## BEGIN
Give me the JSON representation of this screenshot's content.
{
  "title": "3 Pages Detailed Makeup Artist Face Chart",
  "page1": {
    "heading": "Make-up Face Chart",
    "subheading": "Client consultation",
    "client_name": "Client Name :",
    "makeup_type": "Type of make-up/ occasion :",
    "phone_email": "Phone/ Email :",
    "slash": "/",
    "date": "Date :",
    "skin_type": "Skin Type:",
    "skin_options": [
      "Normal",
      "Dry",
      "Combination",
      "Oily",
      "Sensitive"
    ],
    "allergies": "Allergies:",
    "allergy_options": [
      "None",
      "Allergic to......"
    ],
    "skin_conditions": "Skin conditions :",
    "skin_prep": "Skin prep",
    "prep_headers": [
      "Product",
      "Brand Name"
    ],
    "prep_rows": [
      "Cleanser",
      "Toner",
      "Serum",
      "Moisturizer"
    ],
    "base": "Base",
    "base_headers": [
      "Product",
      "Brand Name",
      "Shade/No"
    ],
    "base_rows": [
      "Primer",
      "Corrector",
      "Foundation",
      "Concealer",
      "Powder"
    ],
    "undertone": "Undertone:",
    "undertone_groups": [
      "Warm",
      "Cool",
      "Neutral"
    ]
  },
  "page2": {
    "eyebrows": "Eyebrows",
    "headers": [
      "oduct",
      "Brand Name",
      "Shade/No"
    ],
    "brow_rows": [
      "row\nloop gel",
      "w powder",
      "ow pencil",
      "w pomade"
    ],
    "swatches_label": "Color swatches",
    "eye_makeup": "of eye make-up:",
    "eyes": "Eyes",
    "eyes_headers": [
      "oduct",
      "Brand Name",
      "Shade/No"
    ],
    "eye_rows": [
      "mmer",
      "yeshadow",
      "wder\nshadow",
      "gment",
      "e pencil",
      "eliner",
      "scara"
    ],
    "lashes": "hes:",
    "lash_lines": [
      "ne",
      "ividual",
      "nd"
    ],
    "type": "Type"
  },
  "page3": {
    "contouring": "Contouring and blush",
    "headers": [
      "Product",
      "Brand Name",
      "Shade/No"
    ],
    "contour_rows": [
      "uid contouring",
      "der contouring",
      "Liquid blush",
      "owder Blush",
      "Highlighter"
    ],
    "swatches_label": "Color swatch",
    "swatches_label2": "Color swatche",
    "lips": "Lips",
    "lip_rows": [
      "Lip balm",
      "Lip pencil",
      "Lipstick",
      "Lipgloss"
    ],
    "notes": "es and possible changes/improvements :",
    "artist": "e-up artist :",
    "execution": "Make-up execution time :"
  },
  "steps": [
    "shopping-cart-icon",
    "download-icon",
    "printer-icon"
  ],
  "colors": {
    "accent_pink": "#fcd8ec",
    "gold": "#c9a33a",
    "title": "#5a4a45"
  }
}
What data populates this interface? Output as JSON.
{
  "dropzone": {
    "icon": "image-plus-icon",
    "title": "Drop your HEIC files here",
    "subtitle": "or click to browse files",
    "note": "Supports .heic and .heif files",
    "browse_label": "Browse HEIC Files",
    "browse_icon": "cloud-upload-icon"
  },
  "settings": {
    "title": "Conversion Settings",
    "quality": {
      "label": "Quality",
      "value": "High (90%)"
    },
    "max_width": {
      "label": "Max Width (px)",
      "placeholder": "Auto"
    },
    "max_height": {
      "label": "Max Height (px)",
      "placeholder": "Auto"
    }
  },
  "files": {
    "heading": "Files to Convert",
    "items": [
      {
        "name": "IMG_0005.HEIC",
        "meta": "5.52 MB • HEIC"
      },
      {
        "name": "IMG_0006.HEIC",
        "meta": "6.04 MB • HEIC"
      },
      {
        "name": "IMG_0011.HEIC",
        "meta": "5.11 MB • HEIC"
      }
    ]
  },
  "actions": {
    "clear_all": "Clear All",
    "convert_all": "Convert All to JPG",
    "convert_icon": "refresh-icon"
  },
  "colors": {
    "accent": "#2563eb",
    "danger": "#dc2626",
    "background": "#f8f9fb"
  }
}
## END
Of the lines above, how many hold the string "Chart"? Answer with only the number.

Solution to the exercise: 2